[Dataset listings of figures]
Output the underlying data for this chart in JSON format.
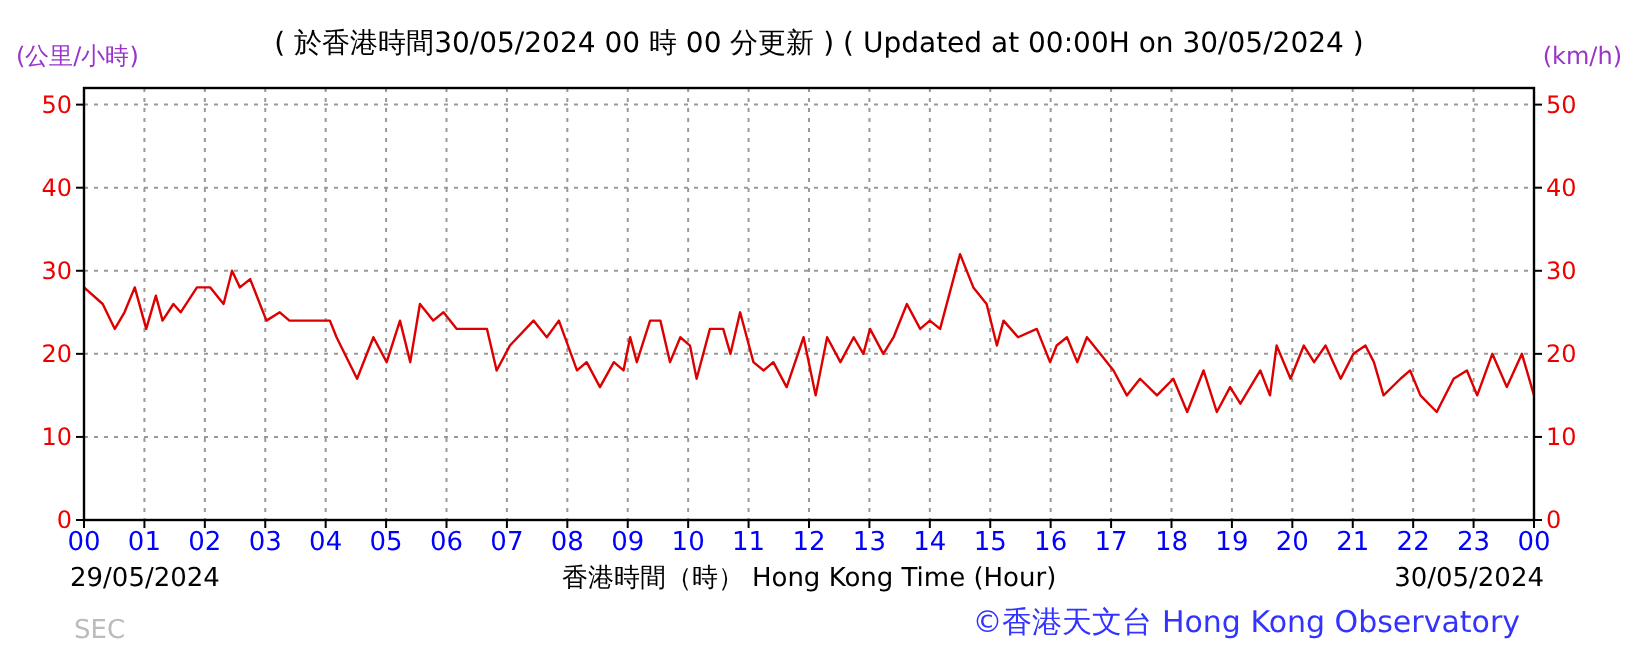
{
  "chart_data": {
    "type": "line",
    "title": "( 於香港時間30/05/2024 00 時 00 分更新 ) ( Updated at 00:00H on 30/05/2024 )",
    "ylabel": "(公里/小時)",
    "y2label": "(km/h)",
    "xlabel": "香港時間（時） Hong Kong Time (Hour)",
    "annotations": [
      "29/05/2024",
      "30/05/2024",
      "SEC",
      "©香港天文台 Hong Kong Observatory"
    ],
    "series": [
      {
        "color": "#dd0000",
        "x": [
          0,
          0.31,
          0.51,
          0.67,
          0.84,
          1.03,
          1.19,
          1.3,
          1.48,
          1.6,
          1.87,
          2.09,
          2.31,
          2.45,
          2.58,
          2.75,
          3.02,
          3.24,
          3.4,
          3.58,
          3.75,
          4.07,
          4.18,
          4.52,
          4.79,
          5.01,
          5.23,
          5.4,
          5.56,
          5.78,
          5.95,
          6.17,
          6.67,
          6.83,
          7.05,
          7.44,
          7.66,
          7.86,
          8.16,
          8.32,
          8.54,
          8.77,
          8.93,
          9.04,
          9.15,
          9.37,
          9.54,
          9.7,
          9.87,
          10.03,
          10.14,
          10.36,
          10.58,
          10.7,
          10.86,
          11.08,
          11.25,
          11.41,
          11.63,
          11.91,
          12.11,
          12.3,
          12.52,
          12.74,
          12.9,
          13.01,
          13.23,
          13.4,
          13.62,
          13.84,
          14.0,
          14.17,
          14.5,
          14.72,
          14.94,
          15.11,
          15.22,
          15.46,
          15.77,
          15.99,
          16.1,
          16.27,
          16.44,
          16.6,
          16.82,
          17.04,
          17.26,
          17.48,
          17.76,
          18.03,
          18.26,
          18.53,
          18.75,
          18.97,
          19.14,
          19.47,
          19.63,
          19.74,
          19.97,
          20.19,
          20.36,
          20.55,
          20.8,
          21.01,
          21.21,
          21.35,
          21.51,
          21.79,
          21.95,
          22.12,
          22.39,
          22.67,
          22.89,
          23.06,
          23.31,
          23.55,
          23.8,
          24
        ],
        "values": [
          28,
          26,
          23,
          25,
          28,
          23,
          27,
          24,
          26,
          25,
          28,
          28,
          26,
          30,
          28,
          29,
          24,
          25,
          24,
          24,
          24,
          24,
          22,
          17,
          22,
          19,
          24,
          19,
          26,
          24,
          25,
          23,
          23,
          18,
          21,
          24,
          22,
          24,
          18,
          19,
          16,
          19,
          18,
          22,
          19,
          24,
          24,
          19,
          22,
          21,
          17,
          23,
          23,
          20,
          25,
          19,
          18,
          19,
          16,
          22,
          15,
          22,
          19,
          22,
          20,
          23,
          20,
          22,
          26,
          23,
          24,
          23,
          32,
          28,
          26,
          21,
          24,
          22,
          23,
          19,
          21,
          22,
          19,
          22,
          20,
          18,
          15,
          17,
          15,
          17,
          13,
          18,
          13,
          16,
          14,
          18,
          15,
          21,
          17,
          21,
          19,
          21,
          17,
          20,
          21,
          19,
          15,
          17,
          18,
          15,
          13,
          17,
          18,
          15,
          20,
          16,
          20,
          15
        ]
      }
    ],
    "xlim": [
      0,
      24
    ],
    "xticks": [
      {
        "value": 0,
        "label": "00"
      },
      {
        "value": 1,
        "label": "01"
      },
      {
        "value": 2,
        "label": "02"
      },
      {
        "value": 3,
        "label": "03"
      },
      {
        "value": 4,
        "label": "04"
      },
      {
        "value": 5,
        "label": "05"
      },
      {
        "value": 6,
        "label": "06"
      },
      {
        "value": 7,
        "label": "07"
      },
      {
        "value": 8,
        "label": "08"
      },
      {
        "value": 9,
        "label": "09"
      },
      {
        "value": 10,
        "label": "10"
      },
      {
        "value": 11,
        "label": "11"
      },
      {
        "value": 12,
        "label": "12"
      },
      {
        "value": 13,
        "label": "13"
      },
      {
        "value": 14,
        "label": "14"
      },
      {
        "value": 15,
        "label": "15"
      },
      {
        "value": 16,
        "label": "16"
      },
      {
        "value": 17,
        "label": "17"
      },
      {
        "value": 18,
        "label": "18"
      },
      {
        "value": 19,
        "label": "19"
      },
      {
        "value": 20,
        "label": "20"
      },
      {
        "value": 21,
        "label": "21"
      },
      {
        "value": 22,
        "label": "22"
      },
      {
        "value": 23,
        "label": "23"
      },
      {
        "value": 24,
        "label": "00"
      }
    ],
    "ylim": [
      0,
      52
    ],
    "yticks": [
      0,
      10,
      20,
      30,
      40,
      50
    ],
    "y2lim": [
      0,
      52
    ],
    "y2ticks": [
      0,
      10,
      20,
      30,
      40,
      50
    ],
    "grid": true,
    "line_style": "solid"
  }
}
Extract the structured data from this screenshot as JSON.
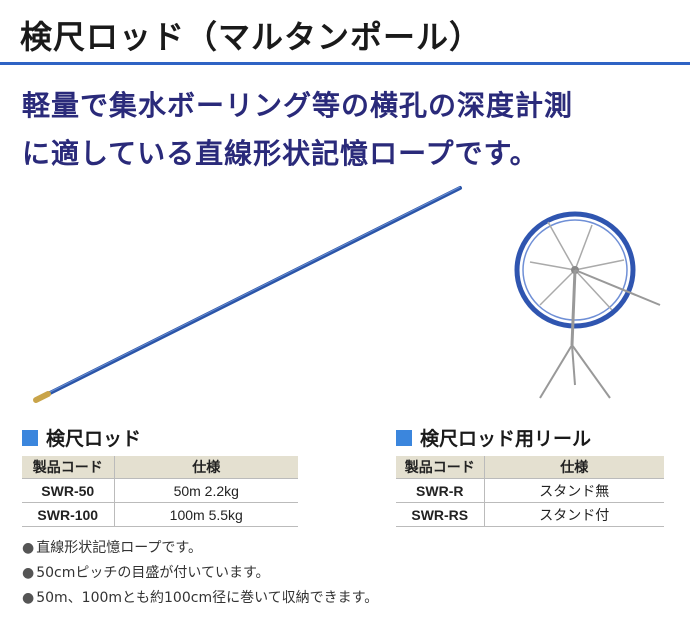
{
  "title": "検尺ロッド（マルタンポール）",
  "headline": {
    "line1": "軽量で集水ボーリング等の横孔の深度計測",
    "line2": "に適している直線形状記憶ロープです。"
  },
  "colors": {
    "accent": "#2f63c4",
    "headline": "#2a2a7a",
    "square": "#3b86dd",
    "table_header": "#e4e0d0"
  },
  "rod_section": {
    "title": "検尺ロッド",
    "headers": [
      "製品コード",
      "仕様"
    ],
    "rows": [
      {
        "code": "SWR-50",
        "spec": "50m 2.2kg"
      },
      {
        "code": "SWR-100",
        "spec": "100m 5.5kg"
      }
    ]
  },
  "reel_section": {
    "title": "検尺ロッド用リール",
    "headers": [
      "製品コード",
      "仕様"
    ],
    "rows": [
      {
        "code": "SWR-R",
        "spec": "スタンド無"
      },
      {
        "code": "SWR-RS",
        "spec": "スタンド付"
      }
    ]
  },
  "notes": [
    "直線形状記憶ロープです。",
    "50cmピッチの目盛が付いています。",
    "50m、100mとも約100cm径に巻いて収納できます。"
  ],
  "bullet": "●"
}
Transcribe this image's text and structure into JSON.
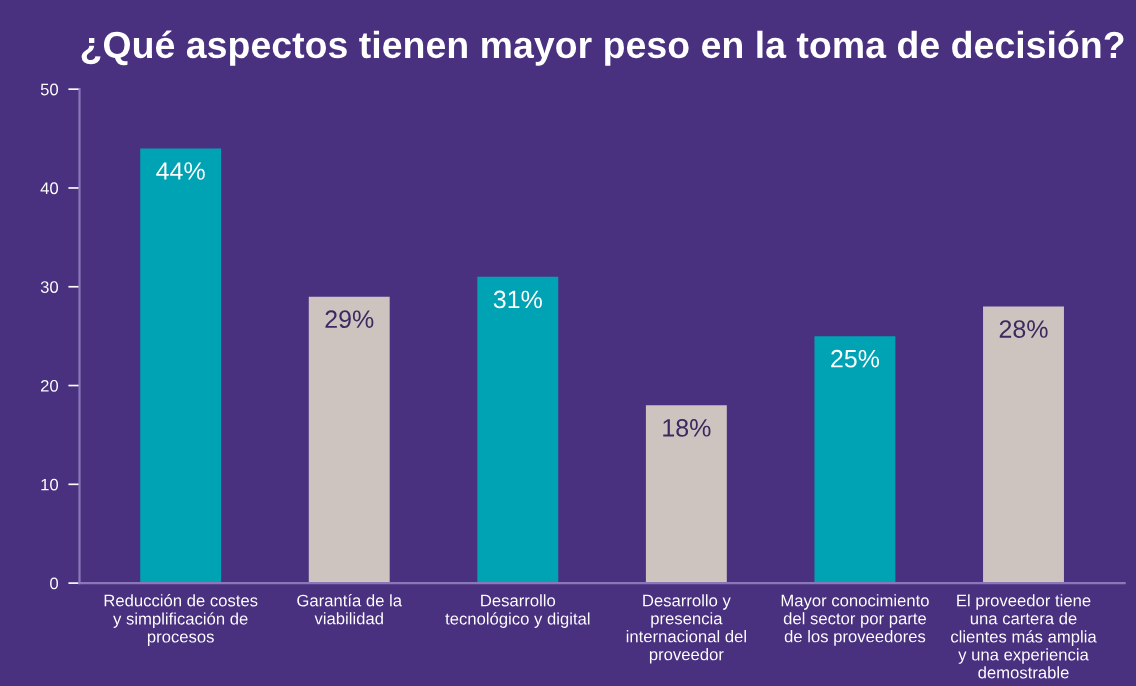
{
  "chart_data": {
    "type": "bar",
    "title": "¿Qué aspectos tienen mayor peso en la toma de decisión?",
    "categories": [
      "Reducción de costes\ny simplificación de\nprocesos",
      "Garantía de la\nviabilidad",
      "Desarrollo\ntecnológico y digital",
      "Desarrollo y\npresencia\ninternacional del\nproveedor",
      "Mayor conocimiento\ndel sector por parte\nde los proveedores",
      "El proveedor tiene\nuna cartera de\nclientes más amplia\ny una experiencia\ndemostrable"
    ],
    "values": [
      44,
      29,
      31,
      18,
      25,
      28
    ],
    "colors": [
      "#00a3b4",
      "#cdc4bf",
      "#00a3b4",
      "#cdc4bf",
      "#00a3b4",
      "#cdc4bf"
    ],
    "value_labels": [
      "44%",
      "29%",
      "31%",
      "18%",
      "25%",
      "28%"
    ],
    "ylim": [
      0,
      50
    ],
    "yticks": [
      0,
      10,
      20,
      30,
      40,
      50
    ],
    "grid": false,
    "legend": false
  }
}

Your objective:
Reproduce the material word for word. Any pictures should be left out of the copy.

Complete response:
Output the underlying data for this chart in JSON format.
{
  "chart_data": {
    "type": "line",
    "title": "( 於香港時間30/05/2024 00 時 00 分更新 ) ( Updated at 00:00H on 30/05/2024 )",
    "ylabel": "(公里/小時)",
    "y2label": "(km/h)",
    "xlabel": "香港時間（時） Hong Kong Time (Hour)",
    "annotations": [
      "29/05/2024",
      "30/05/2024",
      "SEC",
      "©香港天文台 Hong Kong Observatory"
    ],
    "series": [
      {
        "color": "#dd0000",
        "x": [
          0,
          0.31,
          0.51,
          0.67,
          0.84,
          1.03,
          1.19,
          1.3,
          1.48,
          1.6,
          1.87,
          2.09,
          2.31,
          2.45,
          2.58,
          2.75,
          3.02,
          3.24,
          3.4,
          3.58,
          3.75,
          4.07,
          4.18,
          4.52,
          4.79,
          5.01,
          5.23,
          5.4,
          5.56,
          5.78,
          5.95,
          6.17,
          6.67,
          6.83,
          7.05,
          7.44,
          7.66,
          7.86,
          8.16,
          8.32,
          8.54,
          8.77,
          8.93,
          9.04,
          9.15,
          9.37,
          9.54,
          9.7,
          9.87,
          10.03,
          10.14,
          10.36,
          10.58,
          10.7,
          10.86,
          11.08,
          11.25,
          11.41,
          11.63,
          11.91,
          12.11,
          12.3,
          12.52,
          12.74,
          12.9,
          13.01,
          13.23,
          13.4,
          13.62,
          13.84,
          14.0,
          14.17,
          14.5,
          14.72,
          14.94,
          15.11,
          15.22,
          15.46,
          15.77,
          15.99,
          16.1,
          16.27,
          16.44,
          16.6,
          16.82,
          17.04,
          17.26,
          17.48,
          17.76,
          18.03,
          18.26,
          18.53,
          18.75,
          18.97,
          19.14,
          19.47,
          19.63,
          19.74,
          19.97,
          20.19,
          20.36,
          20.55,
          20.8,
          21.01,
          21.21,
          21.35,
          21.51,
          21.79,
          21.95,
          22.12,
          22.39,
          22.67,
          22.89,
          23.06,
          23.31,
          23.55,
          23.8,
          24
        ],
        "values": [
          28,
          26,
          23,
          25,
          28,
          23,
          27,
          24,
          26,
          25,
          28,
          28,
          26,
          30,
          28,
          29,
          24,
          25,
          24,
          24,
          24,
          24,
          22,
          17,
          22,
          19,
          24,
          19,
          26,
          24,
          25,
          23,
          23,
          18,
          21,
          24,
          22,
          24,
          18,
          19,
          16,
          19,
          18,
          22,
          19,
          24,
          24,
          19,
          22,
          21,
          17,
          23,
          23,
          20,
          25,
          19,
          18,
          19,
          16,
          22,
          15,
          22,
          19,
          22,
          20,
          23,
          20,
          22,
          26,
          23,
          24,
          23,
          32,
          28,
          26,
          21,
          24,
          22,
          23,
          19,
          21,
          22,
          19,
          22,
          20,
          18,
          15,
          17,
          15,
          17,
          13,
          18,
          13,
          16,
          14,
          18,
          15,
          21,
          17,
          21,
          19,
          21,
          17,
          20,
          21,
          19,
          15,
          17,
          18,
          15,
          13,
          17,
          18,
          15,
          20,
          16,
          20,
          15
        ]
      }
    ],
    "xlim": [
      0,
      24
    ],
    "xticks": [
      {
        "value": 0,
        "label": "00"
      },
      {
        "value": 1,
        "label": "01"
      },
      {
        "value": 2,
        "label": "02"
      },
      {
        "value": 3,
        "label": "03"
      },
      {
        "value": 4,
        "label": "04"
      },
      {
        "value": 5,
        "label": "05"
      },
      {
        "value": 6,
        "label": "06"
      },
      {
        "value": 7,
        "label": "07"
      },
      {
        "value": 8,
        "label": "08"
      },
      {
        "value": 9,
        "label": "09"
      },
      {
        "value": 10,
        "label": "10"
      },
      {
        "value": 11,
        "label": "11"
      },
      {
        "value": 12,
        "label": "12"
      },
      {
        "value": 13,
        "label": "13"
      },
      {
        "value": 14,
        "label": "14"
      },
      {
        "value": 15,
        "label": "15"
      },
      {
        "value": 16,
        "label": "16"
      },
      {
        "value": 17,
        "label": "17"
      },
      {
        "value": 18,
        "label": "18"
      },
      {
        "value": 19,
        "label": "19"
      },
      {
        "value": 20,
        "label": "20"
      },
      {
        "value": 21,
        "label": "21"
      },
      {
        "value": 22,
        "label": "22"
      },
      {
        "value": 23,
        "label": "23"
      },
      {
        "value": 24,
        "label": "00"
      }
    ],
    "ylim": [
      0,
      52
    ],
    "yticks": [
      0,
      10,
      20,
      30,
      40,
      50
    ],
    "y2lim": [
      0,
      52
    ],
    "y2ticks": [
      0,
      10,
      20,
      30,
      40,
      50
    ],
    "grid": true,
    "line_style": "solid"
  }
}
Extract the structured data from this screenshot as JSON.
{
  "title": "検尺ロッド（マルタンポール）",
  "headline": {
    "line1": "軽量で集水ボーリング等の横孔の深度計測",
    "line2": "に適している直線形状記憶ロープです。"
  },
  "colors": {
    "accent": "#2f63c4",
    "headline": "#2a2a7a",
    "square": "#3b86dd",
    "table_header": "#e4e0d0"
  },
  "rod_section": {
    "title": "検尺ロッド",
    "headers": [
      "製品コード",
      "仕様"
    ],
    "rows": [
      {
        "code": "SWR-50",
        "spec": "50m 2.2kg"
      },
      {
        "code": "SWR-100",
        "spec": "100m 5.5kg"
      }
    ]
  },
  "reel_section": {
    "title": "検尺ロッド用リール",
    "headers": [
      "製品コード",
      "仕様"
    ],
    "rows": [
      {
        "code": "SWR-R",
        "spec": "スタンド無"
      },
      {
        "code": "SWR-RS",
        "spec": "スタンド付"
      }
    ]
  },
  "notes": [
    "直線形状記憶ロープです。",
    "50cmピッチの目盛が付いています。",
    "50m、100mとも約100cm径に巻いて収納できます。"
  ],
  "bullet": "●"
}
Transcribe this image's text and structure into JSON.
{
  "chart_data": {
    "type": "bar",
    "title": "¿Qué aspectos tienen mayor peso en la toma de decisión?",
    "categories": [
      "Reducción de costes\ny simplificación de\nprocesos",
      "Garantía de la\nviabilidad",
      "Desarrollo\ntecnológico y digital",
      "Desarrollo y\npresencia\ninternacional del\nproveedor",
      "Mayor conocimiento\ndel sector por parte\nde los proveedores",
      "El proveedor tiene\nuna cartera de\nclientes más amplia\ny una experiencia\ndemostrable"
    ],
    "values": [
      44,
      29,
      31,
      18,
      25,
      28
    ],
    "colors": [
      "#00a3b4",
      "#cdc4bf",
      "#00a3b4",
      "#cdc4bf",
      "#00a3b4",
      "#cdc4bf"
    ],
    "value_labels": [
      "44%",
      "29%",
      "31%",
      "18%",
      "25%",
      "28%"
    ],
    "ylim": [
      0,
      50
    ],
    "yticks": [
      0,
      10,
      20,
      30,
      40,
      50
    ],
    "grid": false,
    "legend": false
  }
}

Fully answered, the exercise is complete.